— Begin Rows —
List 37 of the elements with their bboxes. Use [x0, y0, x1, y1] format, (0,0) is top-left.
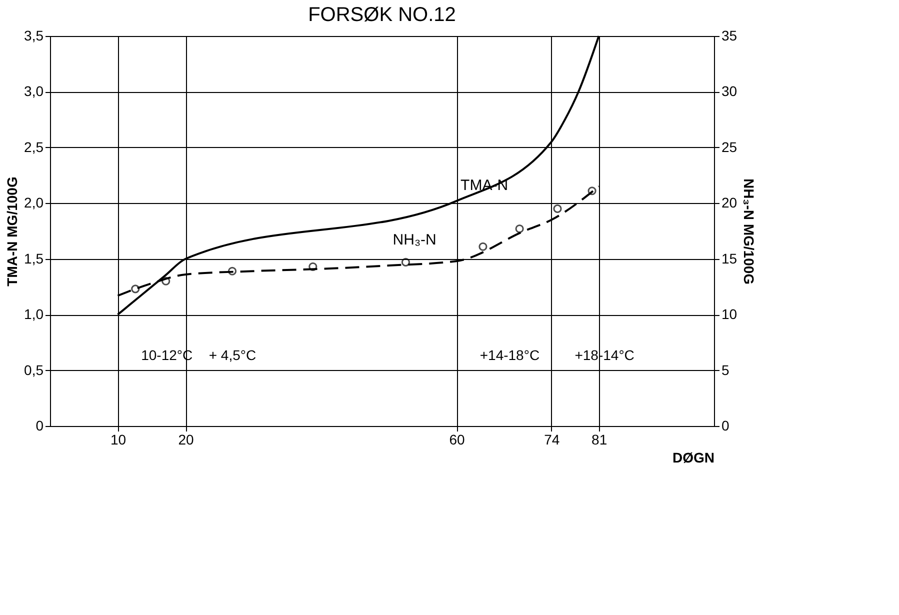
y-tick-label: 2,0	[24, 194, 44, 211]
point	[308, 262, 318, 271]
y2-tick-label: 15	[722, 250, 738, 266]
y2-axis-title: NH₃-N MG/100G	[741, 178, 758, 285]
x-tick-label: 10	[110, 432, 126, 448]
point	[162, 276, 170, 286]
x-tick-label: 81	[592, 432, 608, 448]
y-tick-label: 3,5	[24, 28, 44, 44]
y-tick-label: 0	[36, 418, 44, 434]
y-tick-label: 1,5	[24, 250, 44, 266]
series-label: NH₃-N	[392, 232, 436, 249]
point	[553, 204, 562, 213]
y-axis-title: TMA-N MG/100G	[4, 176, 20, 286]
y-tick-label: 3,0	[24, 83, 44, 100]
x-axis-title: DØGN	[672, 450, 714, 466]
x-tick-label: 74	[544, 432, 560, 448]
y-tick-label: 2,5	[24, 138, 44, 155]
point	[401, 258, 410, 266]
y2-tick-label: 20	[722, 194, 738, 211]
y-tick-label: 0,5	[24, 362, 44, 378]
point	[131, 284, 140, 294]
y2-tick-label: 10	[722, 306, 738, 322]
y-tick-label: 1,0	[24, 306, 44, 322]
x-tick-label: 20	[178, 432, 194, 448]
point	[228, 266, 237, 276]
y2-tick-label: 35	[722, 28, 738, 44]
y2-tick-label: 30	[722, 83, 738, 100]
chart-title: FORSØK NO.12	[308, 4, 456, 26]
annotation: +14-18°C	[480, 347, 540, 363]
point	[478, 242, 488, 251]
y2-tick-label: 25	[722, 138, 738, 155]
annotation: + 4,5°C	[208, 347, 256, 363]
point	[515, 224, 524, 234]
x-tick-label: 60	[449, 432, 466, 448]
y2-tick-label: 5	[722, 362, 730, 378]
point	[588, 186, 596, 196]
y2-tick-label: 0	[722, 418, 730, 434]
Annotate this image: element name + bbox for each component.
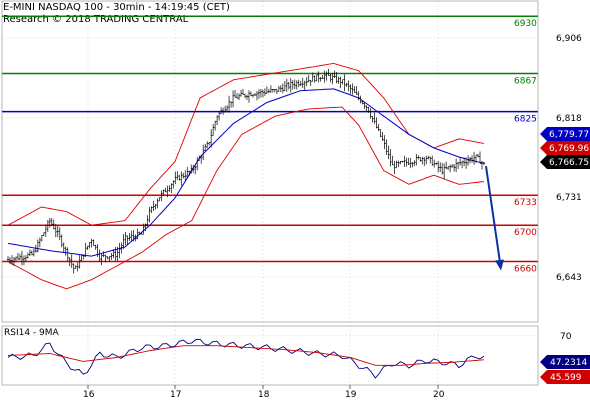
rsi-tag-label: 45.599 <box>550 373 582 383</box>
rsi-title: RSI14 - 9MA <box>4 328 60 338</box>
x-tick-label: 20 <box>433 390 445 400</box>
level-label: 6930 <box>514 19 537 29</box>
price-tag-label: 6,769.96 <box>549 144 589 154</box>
— End Rows —
• _Your task_
Could you copy every line of the entries above word for word, leaving out the pictures?

• _Written answer_
List 37 of the elements with their bboxes. Use [x0, y0, x1, y1] format, (0,0) is top-left.
y-tick-label: 2,0	[24, 194, 44, 211]
point	[308, 262, 318, 271]
y2-tick-label: 15	[722, 250, 738, 266]
y2-axis-title: NH₃-N MG/100G	[741, 178, 758, 285]
x-tick-label: 10	[110, 432, 126, 448]
point	[162, 276, 170, 286]
x-tick-label: 81	[592, 432, 608, 448]
y-tick-label: 3,5	[24, 28, 44, 44]
y-tick-label: 0	[36, 418, 44, 434]
y-tick-label: 1,5	[24, 250, 44, 266]
series-label: NH₃-N	[392, 232, 436, 249]
point	[553, 204, 562, 213]
y-axis-title: TMA-N MG/100G	[4, 176, 20, 286]
y-tick-label: 3,0	[24, 83, 44, 100]
x-axis-title: DØGN	[672, 450, 714, 466]
x-tick-label: 74	[544, 432, 560, 448]
y-tick-label: 2,5	[24, 138, 44, 155]
point	[401, 258, 410, 266]
y2-tick-label: 20	[722, 194, 738, 211]
y-tick-label: 0,5	[24, 362, 44, 378]
point	[131, 284, 140, 294]
y2-tick-label: 10	[722, 306, 738, 322]
y-tick-label: 1,0	[24, 306, 44, 322]
x-tick-label: 20	[178, 432, 194, 448]
point	[228, 266, 237, 276]
y2-tick-label: 35	[722, 28, 738, 44]
y2-tick-label: 30	[722, 83, 738, 100]
chart-title: FORSØK NO.12	[308, 4, 456, 26]
annotation: +14-18°C	[480, 347, 540, 363]
point	[478, 242, 488, 251]
y2-tick-label: 25	[722, 138, 738, 155]
annotation: + 4,5°C	[208, 347, 256, 363]
point	[515, 224, 524, 234]
x-tick-label: 60	[449, 432, 466, 448]
y2-tick-label: 5	[722, 362, 730, 378]
point	[588, 186, 596, 196]
y2-tick-label: 0	[722, 418, 730, 434]
Annotate this image: element name + bbox for each component.
rsi-tag-label: 45.599 <box>550 373 582 383</box>
rsi-title: RSI14 - 9MA <box>4 328 60 338</box>
x-tick-label: 20 <box>433 390 445 400</box>
level-label: 6930 <box>514 19 537 29</box>
price-tag-label: 6,769.96 <box>549 144 589 154</box>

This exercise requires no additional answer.